**EXERCISE:** Copy out, from the entries below, each line holding the string "Ставропольского".

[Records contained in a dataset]
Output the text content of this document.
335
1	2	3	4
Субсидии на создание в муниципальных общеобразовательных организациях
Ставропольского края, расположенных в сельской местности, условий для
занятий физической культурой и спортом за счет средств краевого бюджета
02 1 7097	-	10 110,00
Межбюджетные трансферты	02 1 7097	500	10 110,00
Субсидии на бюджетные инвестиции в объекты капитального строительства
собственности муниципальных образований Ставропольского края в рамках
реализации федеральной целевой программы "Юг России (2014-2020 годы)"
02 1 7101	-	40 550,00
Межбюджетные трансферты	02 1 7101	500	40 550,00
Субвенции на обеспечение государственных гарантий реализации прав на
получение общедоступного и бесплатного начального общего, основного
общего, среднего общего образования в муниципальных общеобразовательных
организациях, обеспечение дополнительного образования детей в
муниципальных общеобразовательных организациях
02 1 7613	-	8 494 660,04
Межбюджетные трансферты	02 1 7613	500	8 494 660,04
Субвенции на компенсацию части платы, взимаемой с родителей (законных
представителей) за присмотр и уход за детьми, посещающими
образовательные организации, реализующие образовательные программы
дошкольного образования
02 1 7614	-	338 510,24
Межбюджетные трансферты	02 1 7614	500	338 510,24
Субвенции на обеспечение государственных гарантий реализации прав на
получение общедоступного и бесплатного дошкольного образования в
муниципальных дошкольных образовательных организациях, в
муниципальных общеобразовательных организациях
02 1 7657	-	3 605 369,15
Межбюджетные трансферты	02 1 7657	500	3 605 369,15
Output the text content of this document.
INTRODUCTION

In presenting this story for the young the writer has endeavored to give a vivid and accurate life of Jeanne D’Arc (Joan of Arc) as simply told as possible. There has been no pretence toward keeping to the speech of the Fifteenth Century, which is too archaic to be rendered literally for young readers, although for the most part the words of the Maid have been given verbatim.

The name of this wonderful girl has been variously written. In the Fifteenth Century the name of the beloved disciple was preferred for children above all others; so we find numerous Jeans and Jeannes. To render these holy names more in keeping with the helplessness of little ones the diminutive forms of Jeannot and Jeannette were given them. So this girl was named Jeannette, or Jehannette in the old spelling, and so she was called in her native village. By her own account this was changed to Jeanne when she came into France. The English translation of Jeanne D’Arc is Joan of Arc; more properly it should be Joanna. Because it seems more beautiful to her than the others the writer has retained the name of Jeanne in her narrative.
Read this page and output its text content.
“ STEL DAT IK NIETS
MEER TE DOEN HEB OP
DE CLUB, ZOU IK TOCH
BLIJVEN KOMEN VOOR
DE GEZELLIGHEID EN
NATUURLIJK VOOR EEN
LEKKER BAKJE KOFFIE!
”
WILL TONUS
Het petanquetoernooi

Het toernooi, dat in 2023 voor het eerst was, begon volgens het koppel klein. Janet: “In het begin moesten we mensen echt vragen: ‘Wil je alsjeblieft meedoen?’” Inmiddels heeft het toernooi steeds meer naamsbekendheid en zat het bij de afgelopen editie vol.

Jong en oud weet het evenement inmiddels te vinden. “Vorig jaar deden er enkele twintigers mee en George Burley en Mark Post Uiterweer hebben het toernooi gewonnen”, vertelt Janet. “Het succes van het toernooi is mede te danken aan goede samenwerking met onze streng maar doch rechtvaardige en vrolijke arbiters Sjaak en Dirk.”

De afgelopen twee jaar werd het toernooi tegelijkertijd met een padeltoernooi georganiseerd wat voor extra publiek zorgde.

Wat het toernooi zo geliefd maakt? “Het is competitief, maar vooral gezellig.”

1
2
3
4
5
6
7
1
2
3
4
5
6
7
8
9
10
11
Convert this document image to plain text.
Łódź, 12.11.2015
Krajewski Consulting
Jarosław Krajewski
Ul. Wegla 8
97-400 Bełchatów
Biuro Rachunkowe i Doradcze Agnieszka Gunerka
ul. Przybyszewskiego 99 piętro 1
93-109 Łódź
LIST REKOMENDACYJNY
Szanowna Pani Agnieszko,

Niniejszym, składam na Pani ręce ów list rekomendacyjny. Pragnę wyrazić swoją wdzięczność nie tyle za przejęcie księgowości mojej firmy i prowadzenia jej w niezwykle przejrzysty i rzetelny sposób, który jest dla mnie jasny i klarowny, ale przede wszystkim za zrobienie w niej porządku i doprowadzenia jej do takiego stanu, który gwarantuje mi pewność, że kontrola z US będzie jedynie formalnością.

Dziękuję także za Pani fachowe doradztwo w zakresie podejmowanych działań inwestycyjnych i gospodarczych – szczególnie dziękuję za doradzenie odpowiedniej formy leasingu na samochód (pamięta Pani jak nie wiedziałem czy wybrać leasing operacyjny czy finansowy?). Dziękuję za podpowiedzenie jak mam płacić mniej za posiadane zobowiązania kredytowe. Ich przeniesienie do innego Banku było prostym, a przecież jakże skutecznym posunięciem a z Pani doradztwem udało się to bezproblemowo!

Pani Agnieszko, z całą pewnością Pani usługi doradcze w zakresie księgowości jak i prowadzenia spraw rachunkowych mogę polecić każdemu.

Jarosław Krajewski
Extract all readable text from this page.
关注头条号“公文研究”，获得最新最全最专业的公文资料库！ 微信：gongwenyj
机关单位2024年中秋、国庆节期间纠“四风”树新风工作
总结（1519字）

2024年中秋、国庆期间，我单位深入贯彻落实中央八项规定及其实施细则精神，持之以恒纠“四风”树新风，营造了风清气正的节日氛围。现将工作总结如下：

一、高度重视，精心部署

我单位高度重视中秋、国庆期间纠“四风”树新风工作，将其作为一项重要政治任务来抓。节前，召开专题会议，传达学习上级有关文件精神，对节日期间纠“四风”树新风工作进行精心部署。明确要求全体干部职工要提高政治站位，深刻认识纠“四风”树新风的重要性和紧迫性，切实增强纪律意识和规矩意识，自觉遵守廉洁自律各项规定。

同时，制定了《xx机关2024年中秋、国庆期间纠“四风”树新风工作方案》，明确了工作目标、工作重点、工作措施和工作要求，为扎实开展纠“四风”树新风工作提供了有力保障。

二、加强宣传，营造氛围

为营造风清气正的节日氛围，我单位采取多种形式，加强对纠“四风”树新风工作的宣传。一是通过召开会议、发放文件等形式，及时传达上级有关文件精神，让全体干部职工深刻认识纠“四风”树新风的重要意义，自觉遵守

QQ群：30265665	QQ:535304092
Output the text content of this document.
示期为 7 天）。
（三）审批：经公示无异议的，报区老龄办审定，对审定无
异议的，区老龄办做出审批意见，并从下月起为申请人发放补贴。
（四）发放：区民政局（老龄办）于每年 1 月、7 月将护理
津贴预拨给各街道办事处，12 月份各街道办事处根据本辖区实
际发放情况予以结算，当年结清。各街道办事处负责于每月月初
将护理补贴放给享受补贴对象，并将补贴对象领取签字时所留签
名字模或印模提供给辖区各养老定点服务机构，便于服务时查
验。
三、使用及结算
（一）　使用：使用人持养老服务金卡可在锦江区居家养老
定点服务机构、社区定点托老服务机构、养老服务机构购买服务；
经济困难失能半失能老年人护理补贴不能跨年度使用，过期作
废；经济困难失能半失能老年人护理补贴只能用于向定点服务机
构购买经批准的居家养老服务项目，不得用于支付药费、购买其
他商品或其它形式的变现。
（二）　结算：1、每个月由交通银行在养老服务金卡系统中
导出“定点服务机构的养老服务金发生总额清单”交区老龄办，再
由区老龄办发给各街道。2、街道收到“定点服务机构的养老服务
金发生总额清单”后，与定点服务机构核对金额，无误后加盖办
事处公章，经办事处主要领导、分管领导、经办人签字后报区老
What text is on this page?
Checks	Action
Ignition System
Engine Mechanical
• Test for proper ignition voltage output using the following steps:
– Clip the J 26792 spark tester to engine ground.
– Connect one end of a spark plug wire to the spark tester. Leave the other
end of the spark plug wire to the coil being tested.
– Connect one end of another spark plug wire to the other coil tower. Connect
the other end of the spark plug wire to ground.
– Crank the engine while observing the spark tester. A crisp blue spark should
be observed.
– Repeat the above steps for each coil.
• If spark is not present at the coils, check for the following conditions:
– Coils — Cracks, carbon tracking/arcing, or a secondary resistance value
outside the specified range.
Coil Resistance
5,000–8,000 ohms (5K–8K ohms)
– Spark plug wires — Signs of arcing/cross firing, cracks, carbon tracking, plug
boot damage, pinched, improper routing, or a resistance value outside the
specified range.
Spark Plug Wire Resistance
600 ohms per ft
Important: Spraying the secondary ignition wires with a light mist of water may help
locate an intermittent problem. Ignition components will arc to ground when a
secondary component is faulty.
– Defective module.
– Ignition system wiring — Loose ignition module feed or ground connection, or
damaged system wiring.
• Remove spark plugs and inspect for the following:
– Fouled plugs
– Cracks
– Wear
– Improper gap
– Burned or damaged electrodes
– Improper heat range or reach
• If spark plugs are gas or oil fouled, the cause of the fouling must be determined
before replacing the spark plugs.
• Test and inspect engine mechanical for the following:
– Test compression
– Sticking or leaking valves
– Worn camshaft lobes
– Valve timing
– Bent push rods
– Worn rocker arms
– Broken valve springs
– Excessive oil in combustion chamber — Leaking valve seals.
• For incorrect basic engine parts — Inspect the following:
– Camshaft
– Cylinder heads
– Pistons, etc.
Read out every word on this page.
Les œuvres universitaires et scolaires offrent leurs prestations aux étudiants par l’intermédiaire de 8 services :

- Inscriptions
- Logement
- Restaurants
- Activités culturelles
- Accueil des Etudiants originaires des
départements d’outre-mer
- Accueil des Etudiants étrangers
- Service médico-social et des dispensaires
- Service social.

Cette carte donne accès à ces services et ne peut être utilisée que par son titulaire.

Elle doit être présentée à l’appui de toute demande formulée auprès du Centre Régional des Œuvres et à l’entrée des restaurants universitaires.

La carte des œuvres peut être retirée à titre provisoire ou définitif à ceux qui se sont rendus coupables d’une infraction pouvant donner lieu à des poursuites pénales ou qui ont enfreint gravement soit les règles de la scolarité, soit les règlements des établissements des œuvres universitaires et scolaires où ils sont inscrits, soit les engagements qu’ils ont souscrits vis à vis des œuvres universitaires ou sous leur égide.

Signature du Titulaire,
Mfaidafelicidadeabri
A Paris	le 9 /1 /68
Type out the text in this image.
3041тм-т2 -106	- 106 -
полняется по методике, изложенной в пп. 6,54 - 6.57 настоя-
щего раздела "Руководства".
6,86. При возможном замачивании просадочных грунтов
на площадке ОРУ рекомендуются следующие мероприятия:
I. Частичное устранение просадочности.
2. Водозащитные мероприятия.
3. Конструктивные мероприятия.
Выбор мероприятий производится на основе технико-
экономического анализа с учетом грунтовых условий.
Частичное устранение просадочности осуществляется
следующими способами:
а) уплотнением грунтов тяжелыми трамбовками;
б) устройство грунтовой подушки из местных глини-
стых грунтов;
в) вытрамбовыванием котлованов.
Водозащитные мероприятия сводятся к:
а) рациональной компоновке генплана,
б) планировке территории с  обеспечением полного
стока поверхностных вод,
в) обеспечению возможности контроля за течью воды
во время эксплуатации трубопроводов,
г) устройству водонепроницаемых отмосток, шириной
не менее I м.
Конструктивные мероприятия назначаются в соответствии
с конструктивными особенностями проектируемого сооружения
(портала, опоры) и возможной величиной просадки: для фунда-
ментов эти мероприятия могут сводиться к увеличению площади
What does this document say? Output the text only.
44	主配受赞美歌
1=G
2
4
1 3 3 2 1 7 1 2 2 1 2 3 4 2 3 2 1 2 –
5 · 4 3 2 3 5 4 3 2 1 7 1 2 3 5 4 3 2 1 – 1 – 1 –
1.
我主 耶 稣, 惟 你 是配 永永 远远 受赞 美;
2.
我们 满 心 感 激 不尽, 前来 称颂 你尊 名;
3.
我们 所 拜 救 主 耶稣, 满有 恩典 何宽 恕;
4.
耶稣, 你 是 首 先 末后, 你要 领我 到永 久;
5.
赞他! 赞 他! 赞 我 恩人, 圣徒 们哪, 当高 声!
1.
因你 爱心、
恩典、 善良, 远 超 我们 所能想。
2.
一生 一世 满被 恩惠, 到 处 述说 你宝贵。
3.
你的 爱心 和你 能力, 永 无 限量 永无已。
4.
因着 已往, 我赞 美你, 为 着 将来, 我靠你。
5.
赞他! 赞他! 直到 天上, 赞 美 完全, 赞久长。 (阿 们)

**ANSWER TO THE PROBLEM:**
Ставропольского края, расположенных в сельской местности, условий для
собственности муниципальных образований Ставропольского края в рамках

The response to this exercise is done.